▶ [WHAT IS BEING ASKED]: Locate the lines that hold the string "species". Copy every such line.

▶ [LISTED RECORDS]:
□ □ □
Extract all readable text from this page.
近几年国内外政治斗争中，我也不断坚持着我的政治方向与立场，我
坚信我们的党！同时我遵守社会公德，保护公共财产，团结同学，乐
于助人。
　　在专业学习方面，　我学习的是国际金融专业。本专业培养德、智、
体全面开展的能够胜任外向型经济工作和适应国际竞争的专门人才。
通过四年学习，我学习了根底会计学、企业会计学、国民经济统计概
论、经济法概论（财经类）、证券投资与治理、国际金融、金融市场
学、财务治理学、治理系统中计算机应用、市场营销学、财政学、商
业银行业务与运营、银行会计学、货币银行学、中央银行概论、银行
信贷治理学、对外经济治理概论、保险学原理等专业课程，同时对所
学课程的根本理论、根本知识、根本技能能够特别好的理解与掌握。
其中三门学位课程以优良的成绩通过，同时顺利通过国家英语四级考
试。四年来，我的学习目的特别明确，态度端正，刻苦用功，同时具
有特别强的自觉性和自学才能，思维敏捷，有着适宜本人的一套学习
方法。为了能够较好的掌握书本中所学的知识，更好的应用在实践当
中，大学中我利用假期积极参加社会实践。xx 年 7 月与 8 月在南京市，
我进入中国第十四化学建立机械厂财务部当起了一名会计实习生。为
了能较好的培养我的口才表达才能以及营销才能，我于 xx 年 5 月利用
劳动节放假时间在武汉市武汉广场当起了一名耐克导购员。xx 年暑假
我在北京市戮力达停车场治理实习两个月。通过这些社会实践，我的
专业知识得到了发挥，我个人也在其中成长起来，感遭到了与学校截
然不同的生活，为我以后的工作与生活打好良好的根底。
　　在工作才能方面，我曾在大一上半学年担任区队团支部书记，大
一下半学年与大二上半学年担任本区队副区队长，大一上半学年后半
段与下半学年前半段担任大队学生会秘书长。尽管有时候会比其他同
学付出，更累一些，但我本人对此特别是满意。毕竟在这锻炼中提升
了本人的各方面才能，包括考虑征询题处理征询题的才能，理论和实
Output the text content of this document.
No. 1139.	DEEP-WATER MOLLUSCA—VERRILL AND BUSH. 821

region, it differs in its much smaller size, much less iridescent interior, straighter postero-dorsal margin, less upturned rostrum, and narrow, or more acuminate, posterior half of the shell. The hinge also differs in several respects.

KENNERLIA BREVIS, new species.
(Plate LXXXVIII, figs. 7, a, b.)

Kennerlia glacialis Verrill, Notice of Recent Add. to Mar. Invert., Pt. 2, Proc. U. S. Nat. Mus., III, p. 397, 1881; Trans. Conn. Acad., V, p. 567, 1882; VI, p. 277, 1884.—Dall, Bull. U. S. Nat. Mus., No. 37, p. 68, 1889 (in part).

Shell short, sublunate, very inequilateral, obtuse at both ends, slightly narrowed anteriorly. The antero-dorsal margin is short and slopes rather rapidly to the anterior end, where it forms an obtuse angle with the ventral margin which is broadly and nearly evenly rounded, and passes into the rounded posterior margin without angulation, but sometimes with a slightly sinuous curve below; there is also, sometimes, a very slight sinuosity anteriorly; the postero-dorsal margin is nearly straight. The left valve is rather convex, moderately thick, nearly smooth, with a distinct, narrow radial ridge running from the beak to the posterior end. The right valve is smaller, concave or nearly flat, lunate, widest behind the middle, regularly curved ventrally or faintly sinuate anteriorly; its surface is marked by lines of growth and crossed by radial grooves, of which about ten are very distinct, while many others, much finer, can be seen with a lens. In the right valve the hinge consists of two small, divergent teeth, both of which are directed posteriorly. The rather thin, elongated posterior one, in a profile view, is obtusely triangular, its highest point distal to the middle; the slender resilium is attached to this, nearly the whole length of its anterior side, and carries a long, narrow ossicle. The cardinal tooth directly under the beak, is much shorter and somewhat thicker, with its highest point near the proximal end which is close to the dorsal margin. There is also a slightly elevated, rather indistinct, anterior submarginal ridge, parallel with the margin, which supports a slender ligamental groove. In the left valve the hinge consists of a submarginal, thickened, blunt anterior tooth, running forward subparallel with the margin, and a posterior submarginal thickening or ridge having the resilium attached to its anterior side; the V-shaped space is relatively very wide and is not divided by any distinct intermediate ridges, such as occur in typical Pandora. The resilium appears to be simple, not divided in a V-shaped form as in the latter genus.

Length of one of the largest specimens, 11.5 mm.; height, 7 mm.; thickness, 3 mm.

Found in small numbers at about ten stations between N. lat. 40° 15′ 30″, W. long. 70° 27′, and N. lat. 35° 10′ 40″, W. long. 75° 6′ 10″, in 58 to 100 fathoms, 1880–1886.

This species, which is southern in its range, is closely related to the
□ □ □
▶ [EXERCISE SOLUTION]:
KENNERLIA BREVIS, new species.
This species, which is southern in its range, is closely related to the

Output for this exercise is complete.